WHAT YOU WILL DO: Go through the listing and pick out each line with the word "remove" in it.

(Rows from a dataset)
◆ ◆ ◆ ◆

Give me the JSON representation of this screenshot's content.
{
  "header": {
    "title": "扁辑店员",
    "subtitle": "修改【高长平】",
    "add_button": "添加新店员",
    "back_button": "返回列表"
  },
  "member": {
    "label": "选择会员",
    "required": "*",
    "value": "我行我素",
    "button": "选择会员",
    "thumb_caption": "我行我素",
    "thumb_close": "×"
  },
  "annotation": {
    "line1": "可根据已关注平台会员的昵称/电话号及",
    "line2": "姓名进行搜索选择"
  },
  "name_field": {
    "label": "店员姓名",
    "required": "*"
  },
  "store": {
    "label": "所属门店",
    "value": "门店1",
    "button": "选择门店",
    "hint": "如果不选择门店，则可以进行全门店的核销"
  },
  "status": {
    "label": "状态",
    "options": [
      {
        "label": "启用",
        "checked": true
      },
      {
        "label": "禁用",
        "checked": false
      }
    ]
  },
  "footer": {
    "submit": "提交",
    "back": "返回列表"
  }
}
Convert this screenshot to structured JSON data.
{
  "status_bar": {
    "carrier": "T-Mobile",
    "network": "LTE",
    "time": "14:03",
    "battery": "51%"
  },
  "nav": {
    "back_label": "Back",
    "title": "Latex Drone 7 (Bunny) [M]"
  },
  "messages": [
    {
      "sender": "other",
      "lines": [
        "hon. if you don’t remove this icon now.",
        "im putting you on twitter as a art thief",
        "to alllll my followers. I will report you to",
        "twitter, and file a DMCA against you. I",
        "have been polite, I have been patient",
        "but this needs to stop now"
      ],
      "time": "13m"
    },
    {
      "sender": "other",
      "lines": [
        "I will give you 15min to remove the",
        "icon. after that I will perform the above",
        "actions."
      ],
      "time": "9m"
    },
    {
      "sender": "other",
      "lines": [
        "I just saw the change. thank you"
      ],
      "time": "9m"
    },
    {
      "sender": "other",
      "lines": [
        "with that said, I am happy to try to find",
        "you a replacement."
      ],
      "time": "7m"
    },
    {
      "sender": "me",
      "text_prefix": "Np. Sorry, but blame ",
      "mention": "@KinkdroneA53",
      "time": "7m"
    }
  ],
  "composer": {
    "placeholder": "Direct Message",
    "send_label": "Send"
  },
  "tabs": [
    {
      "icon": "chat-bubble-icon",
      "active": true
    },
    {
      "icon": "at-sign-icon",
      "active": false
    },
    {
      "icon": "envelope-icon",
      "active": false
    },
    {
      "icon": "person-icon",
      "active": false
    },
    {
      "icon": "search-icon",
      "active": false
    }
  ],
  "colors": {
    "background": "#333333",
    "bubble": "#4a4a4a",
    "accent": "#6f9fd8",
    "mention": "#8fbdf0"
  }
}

◆ ◆ ◆ ◆

FULL RESPONSE:
        "hon. if you don’t remove this icon now.",
        "I will give you 15min to remove the",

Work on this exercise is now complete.